▸ Directions for this task: Reproduce every record below exactly as written, but leave out any pictures.

▸ Data supplied:
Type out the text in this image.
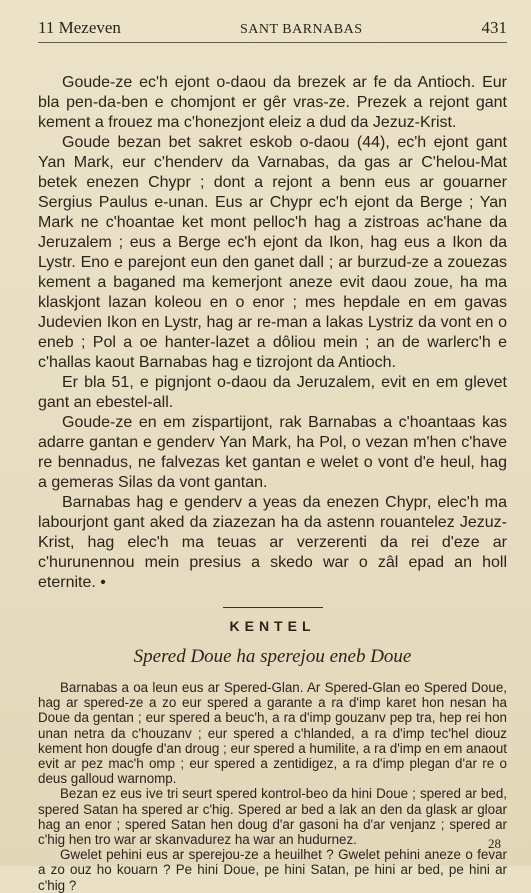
11 Mezeven	SANT BARNABAS	431

Goude-ze ec'h ejont o-daou da brezek ar fe da Antioch. Eur bla pen-da-ben e chomjont er gêr vras-ze. Prezek a rejont gant kement a frouez ma c'honezjont eleiz a dud da Jezuz-Krist.

Goude bezan bet sakret eskob o-daou (44), ec'h ejont gant Yan Mark, eur c'henderv da Varnabas, da gas ar C'helou-Mat betek enezen Chypr ; dont a rejont a benn eus ar gouarner Sergius Paulus e-unan. Eus ar Chypr ec'h ejont da Berge ; Yan Mark ne c'hoantae ket mont pelloc'h hag a zistroas ac'hane da Jeruzalem ; eus a Berge ec'h ejont da Ikon, hag eus a Ikon da Lystr. Eno e parejont eun den ganet dall ; ar burzud-ze a zouezas kement a baganed ma kemerjont aneze evit daou zoue, ha ma klaskjont lazan koleou en o enor ; mes hepdale en em gavas Judevien Ikon en Lystr, hag ar re-man a lakas Lystriz da vont en o eneb ; Pol a oe hanter-lazet a dôliou mein ; an de warlerc'h e c'hallas kaout Barnabas hag e tizrojont da Antioch.

Er bla 51, e pignjont o-daou da Jeruzalem, evit en em glevet gant an ebestel-all.

Goude-ze en em zispartijont, rak Barnabas a c'hoantaas kas adarre gantan e genderv Yan Mark, ha Pol, o vezan m'hen c'have re bennadus, ne falvezas ket gantan e welet o vont d'e heul, hag a gemeras Silas da vont gantan.

Barnabas hag e genderv a yeas da enezen Chypr, elec'h ma labourjont gant aked da ziazezan ha da astenn rouantelez Jezuz-Krist, hag elec'h ma teuas ar verzerenti da rei d'eze ar c'hurunennou mein presius a skedo war o zâl epad an holl eternite. •

KENTEL
Spered Doue ha sperejou eneb Doue

Barnabas a oa leun eus ar Spered-Glan. Ar Spered-Glan eo Spered Doue, hag ar spered-ze a zo eur spered a garante a ra d'imp karet hon nesan ha Doue da gentan ; eur spered a beuc'h, a ra d'imp gouzanv pep tra, hep rei hon unan netra da c'houzanv ; eur spered a c'hlanded, a ra d'imp tec'hel diouz kement hon dougfe d'an droug ; eur spered a humilite, a ra d'imp en em anaout evit ar pez mac'h omp ; eur spered a zentidigez, a ra d'imp plegan d'ar re o deus galloud warnomp.

Bezan ez eus ive tri seurt spered kontrol-beo da hini Doue ; spered ar bed, spered Satan ha spered ar c'hig. Spered ar bed a lak an den da glask ar gloar hag an enor ; spered Satan hen doug d'ar gasoni ha d'ar venjanz ; spered ar c'hig hen tro war ar skanvadurez ha war an hudurnez.

Gwelet pehini eus ar sperejou-ze a heuilhet ? Gwelet pehini aneze o fevar a zo ouz ho kouarn ? Pe hini Doue, pe hini Satan, pe hini ar bed, pe hini ar c'hig ?

28
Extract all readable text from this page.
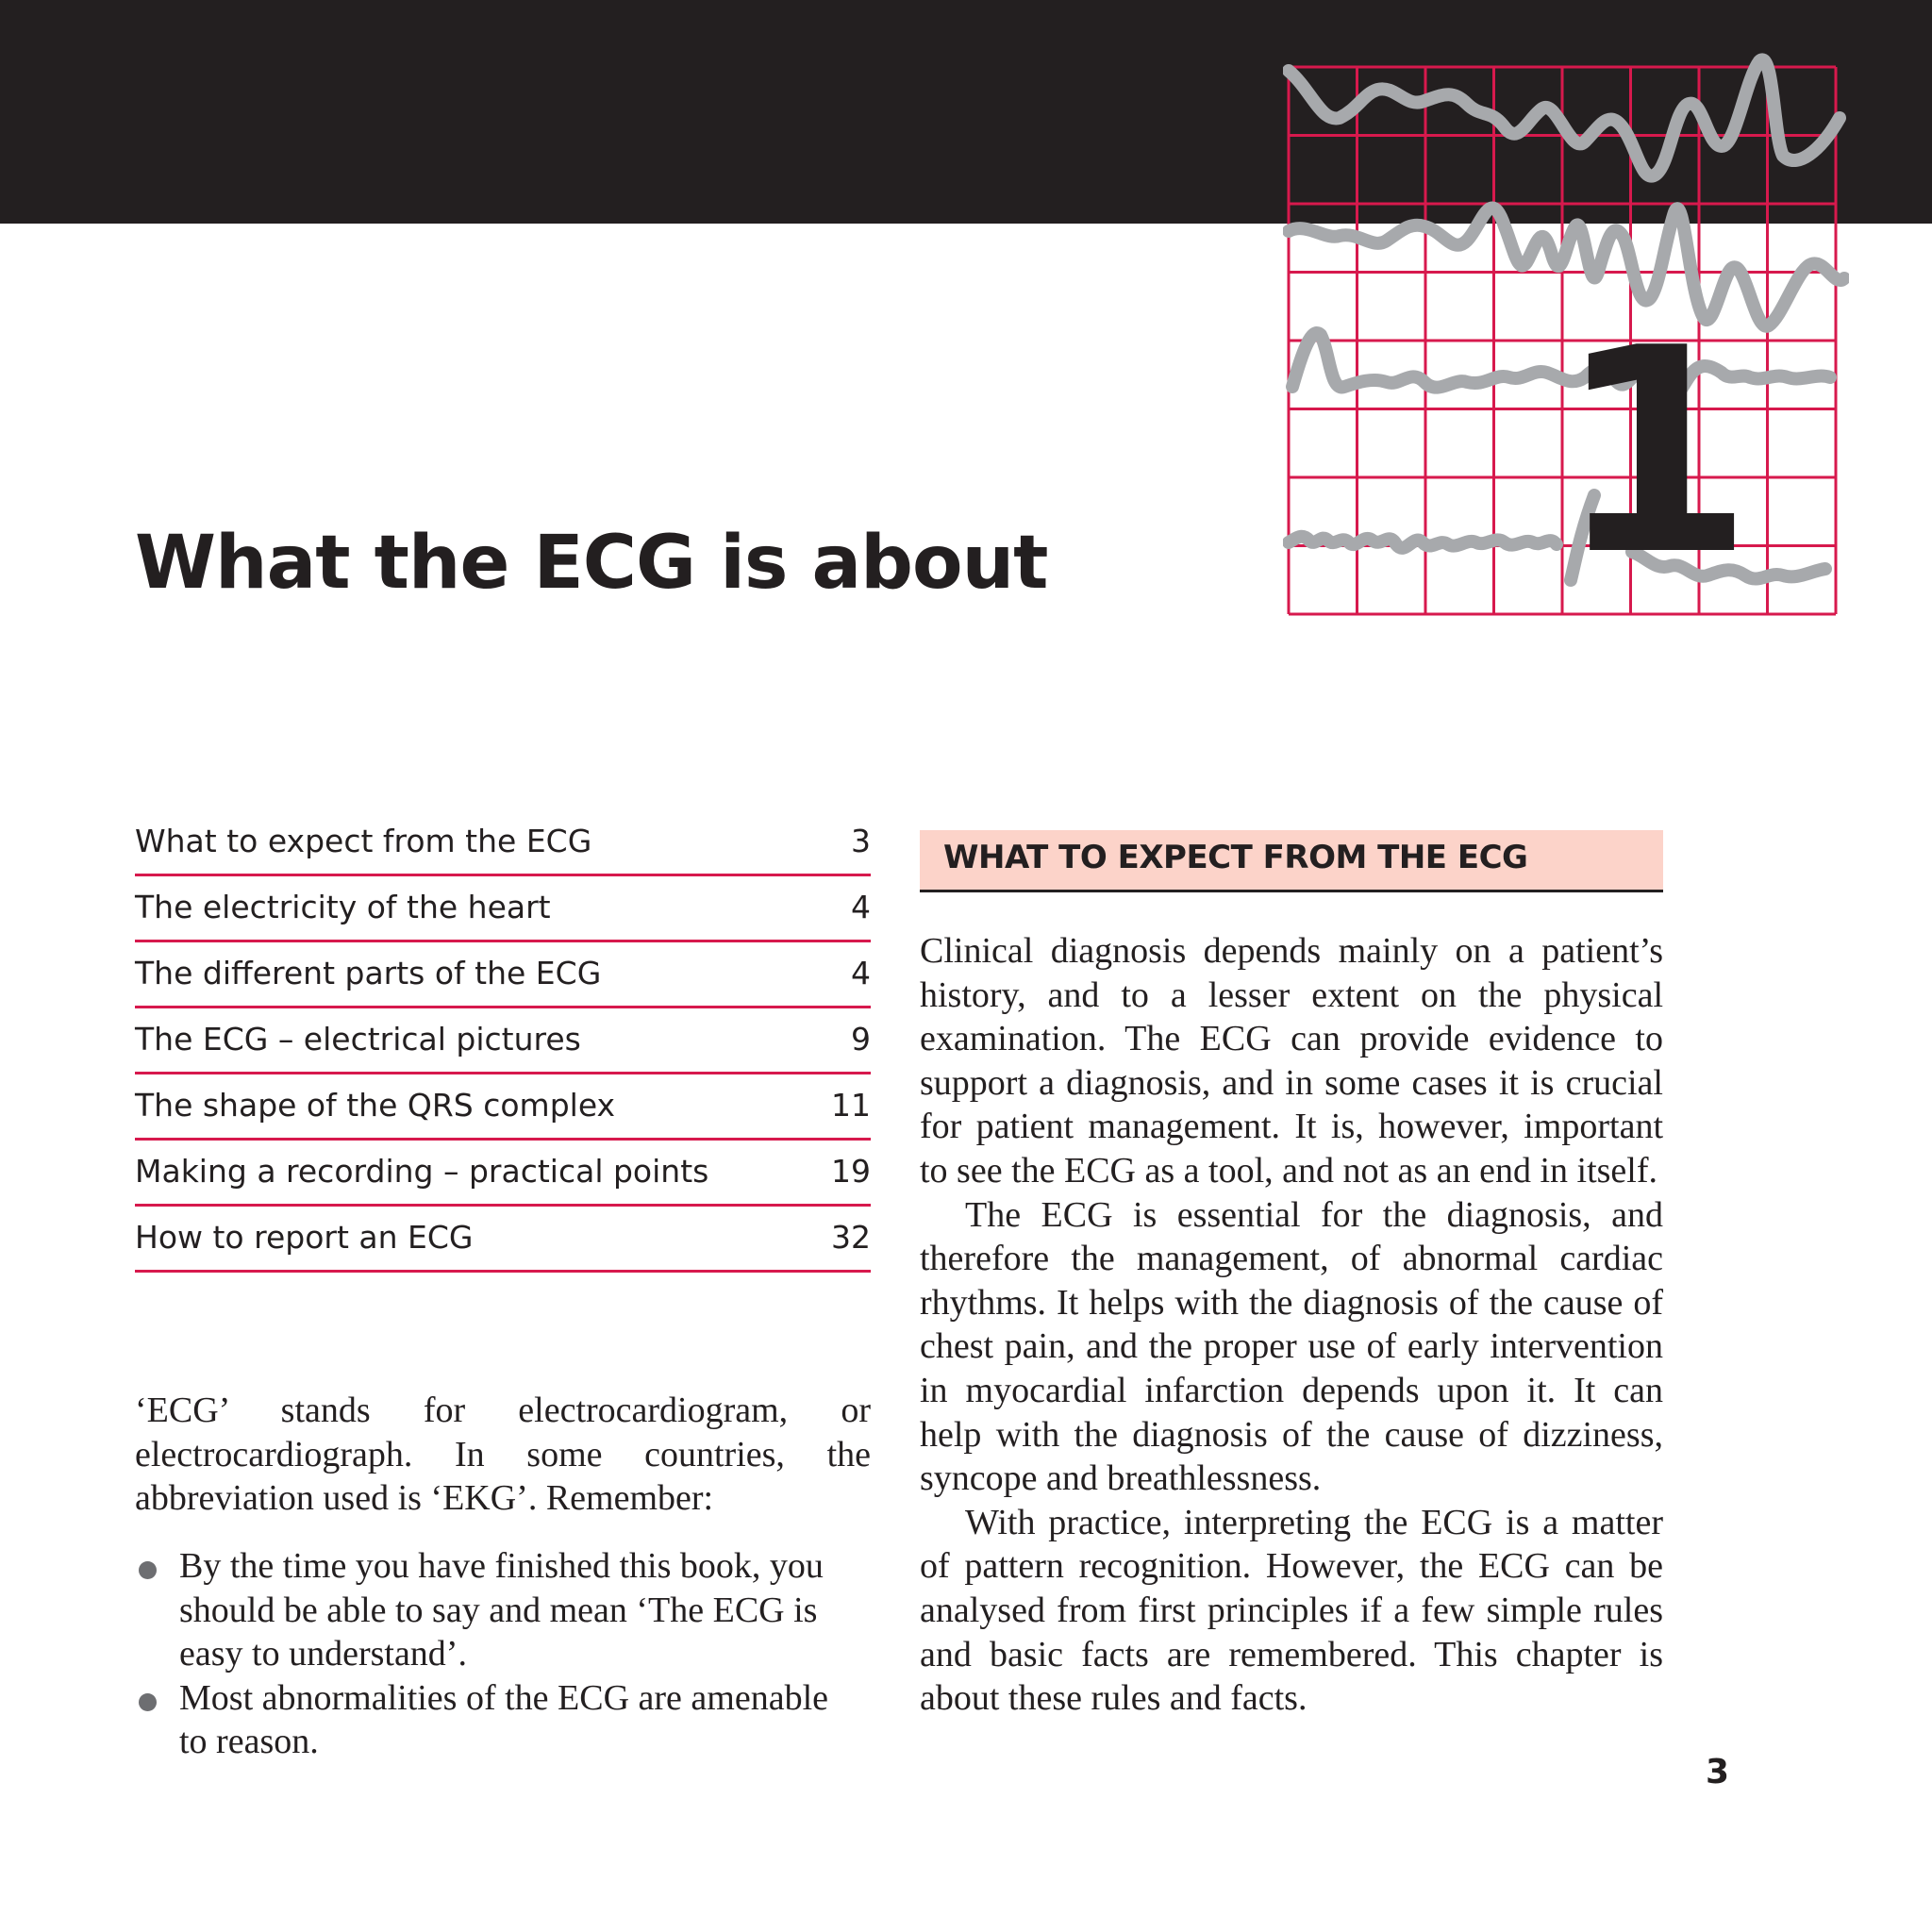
1
What the ECG is about
What to expect from the ECG	3
The electricity of the heart	4
The different parts of the ECG	4
The ECG – electrical pictures	9
The shape of the QRS complex	11
Making a recording – practical points	19
How to report an ECG	32

‘ECG’ stands for electrocardiogram, or electrocardiograph. In some countries, the abbreviation used is ‘EKG’. Remember:

By the time you have finished this book, you should be able to say and mean ‘The ECG is easy to understand’.
Most abnormalities of the ECG are amenable to reason.
WHAT TO EXPECT FROM THE ECG

Clinical diagnosis depends mainly on a patient’s history, and to a lesser extent on the physical examination. The ECG can provide evidence to support a diagnosis, and in some cases it is crucial for patient management. It is, however, important to see the ECG as a tool, and not as an end in itself.

The ECG is essential for the diagnosis, and therefore the management, of abnormal cardiac rhythms. It helps with the diagnosis of the cause of chest pain, and the proper use of early intervention in myocardial infarction depends upon it. It can help with the diagnosis of the cause of dizziness, syncope and breathlessness.

With practice, interpreting the ECG is a matter of pattern recognition. However, the ECG can be analysed from first principles if a few simple rules and basic facts are remembered. This chapter is about these rules and facts.

3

▸ Correct result:
Type out the text in this image.
11 Mezeven	SANT BARNABAS	431

Goude-ze ec'h ejont o-daou da brezek ar fe da Antioch. Eur bla pen-da-ben e chomjont er gêr vras-ze. Prezek a rejont gant kement a frouez ma c'honezjont eleiz a dud da Jezuz-Krist.

Goude bezan bet sakret eskob o-daou (44), ec'h ejont gant Yan Mark, eur c'henderv da Varnabas, da gas ar C'helou-Mat betek enezen Chypr ; dont a rejont a benn eus ar gouarner Sergius Paulus e-unan. Eus ar Chypr ec'h ejont da Berge ; Yan Mark ne c'hoantae ket mont pelloc'h hag a zistroas ac'hane da Jeruzalem ; eus a Berge ec'h ejont da Ikon, hag eus a Ikon da Lystr. Eno e parejont eun den ganet dall ; ar burzud-ze a zouezas kement a baganed ma kemerjont aneze evit daou zoue, ha ma klaskjont lazan koleou en o enor ; mes hepdale en em gavas Judevien Ikon en Lystr, hag ar re-man a lakas Lystriz da vont en o eneb ; Pol a oe hanter-lazet a dôliou mein ; an de warlerc'h e c'hallas kaout Barnabas hag e tizrojont da Antioch.

Er bla 51, e pignjont o-daou da Jeruzalem, evit en em glevet gant an ebestel-all.

Goude-ze en em zispartijont, rak Barnabas a c'hoantaas kas adarre gantan e genderv Yan Mark, ha Pol, o vezan m'hen c'have re bennadus, ne falvezas ket gantan e welet o vont d'e heul, hag a gemeras Silas da vont gantan.

Barnabas hag e genderv a yeas da enezen Chypr, elec'h ma labourjont gant aked da ziazezan ha da astenn rouantelez Jezuz-Krist, hag elec'h ma teuas ar verzerenti da rei d'eze ar c'hurunennou mein presius a skedo war o zâl epad an holl eternite. •

KENTEL
Spered Doue ha sperejou eneb Doue

Barnabas a oa leun eus ar Spered-Glan. Ar Spered-Glan eo Spered Doue, hag ar spered-ze a zo eur spered a garante a ra d'imp karet hon nesan ha Doue da gentan ; eur spered a beuc'h, a ra d'imp gouzanv pep tra, hep rei hon unan netra da c'houzanv ; eur spered a c'hlanded, a ra d'imp tec'hel diouz kement hon dougfe d'an droug ; eur spered a humilite, a ra d'imp en em anaout evit ar pez mac'h omp ; eur spered a zentidigez, a ra d'imp plegan d'ar re o deus galloud warnomp.

Bezan ez eus ive tri seurt spered kontrol-beo da hini Doue ; spered ar bed, spered Satan ha spered ar c'hig. Spered ar bed a lak an den da glask ar gloar hag an enor ; spered Satan hen doug d'ar gasoni ha d'ar venjanz ; spered ar c'hig hen tro war ar skanvadurez ha war an hudurnez.

Gwelet pehini eus ar sperejou-ze a heuilhet ? Gwelet pehini aneze o fevar a zo ouz ho kouarn ? Pe hini Doue, pe hini Satan, pe hini ar bed, pe hini ar c'hig ?

28
Extract all readable text from this page.
1
What the ECG is about
What to expect from the ECG	3
The electricity of the heart	4
The different parts of the ECG	4
The ECG – electrical pictures	9
The shape of the QRS complex	11
Making a recording – practical points	19
How to report an ECG	32

‘ECG’ stands for electrocardiogram, or electrocardiograph. In some countries, the abbreviation used is ‘EKG’. Remember:

By the time you have finished this book, you should be able to say and mean ‘The ECG is easy to understand’.
Most abnormalities of the ECG are amenable to reason.
WHAT TO EXPECT FROM THE ECG

Clinical diagnosis depends mainly on a patient’s history, and to a lesser extent on the physical examination. The ECG can provide evidence to support a diagnosis, and in some cases it is crucial for patient management. It is, however, important to see the ECG as a tool, and not as an end in itself.

The ECG is essential for the diagnosis, and therefore the management, of abnormal cardiac rhythms. It helps with the diagnosis of the cause of chest pain, and the proper use of early intervention in myocardial infarction depends upon it. It can help with the diagnosis of the cause of dizziness, syncope and breathlessness.

With practice, interpreting the ECG is a matter of pattern recognition. However, the ECG can be analysed from first principles if a few simple rules and basic facts are remembered. This chapter is about these rules and facts.

3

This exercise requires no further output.